PROBLEMS TO WORK ON:
**A)** Do these statements agree with the biography of Hagai El-Ad? (i) El-Ad was born in Haifa. (ii) El-Ad earned his physics degree at Harvard University. (iii) Noah Satet replaced El-Ad as CEO of the Open House in 2006. Answer yes or no for each and quote the words of the biography that decide it.
**B)** In the biography of Hagai El-Ad, what was the name of the Jerusalem Pride parade that El-Ad led in June 2002?
**C)** Carry on the biography of Hagai El-Ad from the point where it stops.

DOCUMENT SEGMENT:
#####

Israeli LGBT and human rights activist (born 1969)

Hagai El-Ad (חגי אלעד; born October 1, 1969), is an Israeli LGBT and human rights activist who served as the director general of B'Tselem from May 2014 to June 2023. Previously, he was director of the Association for Civil Rights in Israel and the Jerusalem Open House.

==Early life, military service, and education==
Hagai El-Ad was born on October 1, 1969, in Haifa to Israeli parents of Ashkenazi Jewish origin. He was drafted into the IDF and served in Unit 504. After his time in the IDF, he enrolled in the Hebrew University of Jerusalem, from 1997 to 2000, and obtained a degree in physics. He was a pre-doctoral researcher in the Astrophysics Center of Harvard University.

==Activism==
In 2000, El-Ad returned to Israel after concluding his studies at Harvard, and was appointed the first CEO of the Jerusalem Open House, which opened its headquarters in the Ben Yehuda Street of Jerusalem. In June 2002, he led Jerusalem's first Pride parade, "Love without Limits", which caused significant controversy within the city. In 2006, El-Ad stepped down as CEO of the Open House and was replaced by Noah Satet.

On July 1, 2008, El-Ad became the director of the Association for Civil Rights in Israel. In December 2009, the Association conducted its first-ever Human Rights Day Parade, in which over 100 additional organizations participated, along with thousands of individuals. El-Ad participated in protests in Sheikh Jarrah, and was arrested by Israeli authorities.

==As CEO of B'Tselem==
El-Ad became the CEO of B'Tselem in May 2014.

In October 2016, the United Nations Security Council held a session on "Settlements as an obstacle to peace and a two-state solution". Also participating in the discussion was El-Ad, who called for an end to the occupation in the West Bank and East Jerusalem.

#####

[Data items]
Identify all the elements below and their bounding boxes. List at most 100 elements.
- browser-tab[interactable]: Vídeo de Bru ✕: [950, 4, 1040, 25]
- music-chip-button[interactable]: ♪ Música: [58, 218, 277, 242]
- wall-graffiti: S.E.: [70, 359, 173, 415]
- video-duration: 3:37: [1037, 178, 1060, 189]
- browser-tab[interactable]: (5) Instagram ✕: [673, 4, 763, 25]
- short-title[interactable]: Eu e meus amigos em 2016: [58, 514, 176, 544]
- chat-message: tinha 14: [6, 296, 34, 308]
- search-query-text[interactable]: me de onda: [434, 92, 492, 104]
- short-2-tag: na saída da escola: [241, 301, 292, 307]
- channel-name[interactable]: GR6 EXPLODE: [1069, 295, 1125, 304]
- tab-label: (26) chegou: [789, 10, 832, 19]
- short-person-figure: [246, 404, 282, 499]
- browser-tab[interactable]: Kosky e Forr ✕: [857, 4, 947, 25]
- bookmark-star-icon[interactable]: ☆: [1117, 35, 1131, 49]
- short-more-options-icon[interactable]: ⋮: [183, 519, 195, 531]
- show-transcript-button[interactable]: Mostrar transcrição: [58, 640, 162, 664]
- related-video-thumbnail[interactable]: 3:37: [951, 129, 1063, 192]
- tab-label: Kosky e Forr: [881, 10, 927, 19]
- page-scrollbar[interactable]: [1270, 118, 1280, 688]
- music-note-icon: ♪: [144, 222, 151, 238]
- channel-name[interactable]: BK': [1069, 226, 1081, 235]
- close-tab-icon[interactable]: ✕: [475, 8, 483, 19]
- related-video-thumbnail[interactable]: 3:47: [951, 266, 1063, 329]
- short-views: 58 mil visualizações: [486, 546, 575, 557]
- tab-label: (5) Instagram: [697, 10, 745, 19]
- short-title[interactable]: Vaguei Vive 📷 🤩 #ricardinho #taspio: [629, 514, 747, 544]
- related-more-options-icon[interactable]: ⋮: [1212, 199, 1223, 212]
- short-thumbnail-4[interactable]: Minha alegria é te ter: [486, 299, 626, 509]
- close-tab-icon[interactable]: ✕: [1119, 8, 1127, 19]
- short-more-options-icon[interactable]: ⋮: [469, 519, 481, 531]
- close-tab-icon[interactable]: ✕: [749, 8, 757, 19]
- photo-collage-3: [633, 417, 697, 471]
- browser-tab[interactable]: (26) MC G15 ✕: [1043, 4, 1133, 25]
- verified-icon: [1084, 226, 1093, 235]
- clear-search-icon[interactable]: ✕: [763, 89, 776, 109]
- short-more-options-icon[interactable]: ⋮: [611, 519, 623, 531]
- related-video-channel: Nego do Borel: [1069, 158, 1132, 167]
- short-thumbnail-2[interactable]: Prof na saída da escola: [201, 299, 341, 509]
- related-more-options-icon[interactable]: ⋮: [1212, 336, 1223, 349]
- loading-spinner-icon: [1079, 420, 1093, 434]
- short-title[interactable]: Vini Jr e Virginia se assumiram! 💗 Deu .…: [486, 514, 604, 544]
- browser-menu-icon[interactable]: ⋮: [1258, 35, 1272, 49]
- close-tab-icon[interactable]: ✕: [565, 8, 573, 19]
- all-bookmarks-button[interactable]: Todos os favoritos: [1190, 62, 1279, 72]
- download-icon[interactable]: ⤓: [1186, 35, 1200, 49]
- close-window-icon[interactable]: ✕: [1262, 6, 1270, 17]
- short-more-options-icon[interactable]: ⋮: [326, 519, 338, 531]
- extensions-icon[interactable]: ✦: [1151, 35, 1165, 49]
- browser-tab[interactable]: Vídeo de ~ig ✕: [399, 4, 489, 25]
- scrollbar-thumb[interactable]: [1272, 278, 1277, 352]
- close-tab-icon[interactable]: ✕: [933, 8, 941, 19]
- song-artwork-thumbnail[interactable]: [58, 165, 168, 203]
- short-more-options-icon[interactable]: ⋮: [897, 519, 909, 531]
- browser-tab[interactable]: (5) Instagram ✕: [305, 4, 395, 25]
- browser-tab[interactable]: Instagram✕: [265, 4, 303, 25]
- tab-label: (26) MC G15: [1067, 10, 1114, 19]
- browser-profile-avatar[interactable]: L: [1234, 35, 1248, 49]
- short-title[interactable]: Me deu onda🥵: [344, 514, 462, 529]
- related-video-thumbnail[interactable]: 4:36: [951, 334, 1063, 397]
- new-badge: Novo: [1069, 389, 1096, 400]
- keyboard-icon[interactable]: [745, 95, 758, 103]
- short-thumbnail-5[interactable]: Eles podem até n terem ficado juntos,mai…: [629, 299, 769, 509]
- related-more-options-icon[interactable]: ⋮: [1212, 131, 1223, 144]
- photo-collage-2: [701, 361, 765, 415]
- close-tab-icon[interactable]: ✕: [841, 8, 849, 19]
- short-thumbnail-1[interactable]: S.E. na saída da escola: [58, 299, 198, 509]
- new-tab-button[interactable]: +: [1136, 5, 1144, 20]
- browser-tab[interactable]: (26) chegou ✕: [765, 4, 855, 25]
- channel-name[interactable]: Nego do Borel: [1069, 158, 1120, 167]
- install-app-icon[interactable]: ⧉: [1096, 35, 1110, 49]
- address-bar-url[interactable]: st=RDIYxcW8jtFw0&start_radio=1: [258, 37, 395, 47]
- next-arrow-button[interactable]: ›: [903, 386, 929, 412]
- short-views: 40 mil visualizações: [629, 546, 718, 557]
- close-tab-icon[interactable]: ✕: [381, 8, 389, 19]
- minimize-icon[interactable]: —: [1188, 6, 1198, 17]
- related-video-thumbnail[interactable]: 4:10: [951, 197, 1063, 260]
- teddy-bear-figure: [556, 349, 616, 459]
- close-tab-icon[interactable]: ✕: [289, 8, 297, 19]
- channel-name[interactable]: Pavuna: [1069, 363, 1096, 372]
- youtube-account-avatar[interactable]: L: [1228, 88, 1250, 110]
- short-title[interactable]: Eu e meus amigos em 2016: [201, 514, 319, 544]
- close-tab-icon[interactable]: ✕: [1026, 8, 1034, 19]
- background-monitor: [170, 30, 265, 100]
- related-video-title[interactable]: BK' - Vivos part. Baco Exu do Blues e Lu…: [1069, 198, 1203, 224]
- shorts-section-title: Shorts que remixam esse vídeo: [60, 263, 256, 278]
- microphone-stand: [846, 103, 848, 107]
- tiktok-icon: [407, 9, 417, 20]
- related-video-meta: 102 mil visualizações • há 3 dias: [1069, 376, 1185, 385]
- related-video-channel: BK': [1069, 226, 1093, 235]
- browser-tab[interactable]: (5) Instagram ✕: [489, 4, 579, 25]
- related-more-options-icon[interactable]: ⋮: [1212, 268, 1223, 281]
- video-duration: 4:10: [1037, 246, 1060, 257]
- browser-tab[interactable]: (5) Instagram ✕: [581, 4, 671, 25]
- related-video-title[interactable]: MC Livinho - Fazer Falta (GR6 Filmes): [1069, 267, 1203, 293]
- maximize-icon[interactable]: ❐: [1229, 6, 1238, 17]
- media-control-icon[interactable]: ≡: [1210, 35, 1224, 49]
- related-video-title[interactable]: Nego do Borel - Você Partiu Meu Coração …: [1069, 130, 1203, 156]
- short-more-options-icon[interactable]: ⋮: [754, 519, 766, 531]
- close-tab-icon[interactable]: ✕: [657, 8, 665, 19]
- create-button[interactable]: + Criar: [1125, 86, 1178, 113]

#####

ANSWERS TO THIS EXERCISE:
**A)**
(i) Yes: "born on October 1, 1969, in Haifa"
(ii) No: "enrolled in the Hebrew University of Jerusalem, from 1997 to 2000, and obtained a degree in physics"
(iii) Yes: "In 2006, El-Ad stepped down as CEO of the Open House and was replaced by Noah Satet."

**B)** "Love without Limits"

**C)**
On October 18, 2018, El-Ad appeared again before the Security Council, this time in an official session, and devoted his remarks mainly to the expected evacuation of Khan al-Ahmar and Israel's behavior in the conflicts on the Israel-Gaza border. He attacked the Israeli legal apparatus that allows construction in al-Ahmar to be called "illegal" and authorizes remote sniper fire at protesters in the Gaza Strip, including the Supreme Court, which he called an accomplice in war crimes.

In addition, El-Ad likened the status of Palestinians in the West Bank to that of African-Americans in the United States during the Jim Crow laws, and to the apartheid system that existed in South Africa. In his remarks, he called on the Security Council and the international community to take immediate action against the Israeli occupation of the West Bank, and in particular to stop the evacuation of Khan al-Ahmar.

Elad was condemned for his remarks at the hearing by Israeli Prime Minister Benjamin Netanyahu, the Permanent Representative of Israel to the United Nations, Danny Danon, who said that El-Ad should be "ashamed", and by the Ambassador of the United States to the United Nations at the time, Nikki Haley.

El-Ad has elaborated on his characterization of Israel as an apartheid state, writing that it was "apartheid 2.0". International organizations like Human Rights Watch and Amnesty International have arrived at the same conclusion, calling Israel an apartheid state in reports.

== Writing ==
- El-Ad, Hagai (2026). "The Strategy Behind the West Bank Pogroms: Deir Yassin: From 1948 to today, a brutal truth underlies the pursuit of Israeli supremacy"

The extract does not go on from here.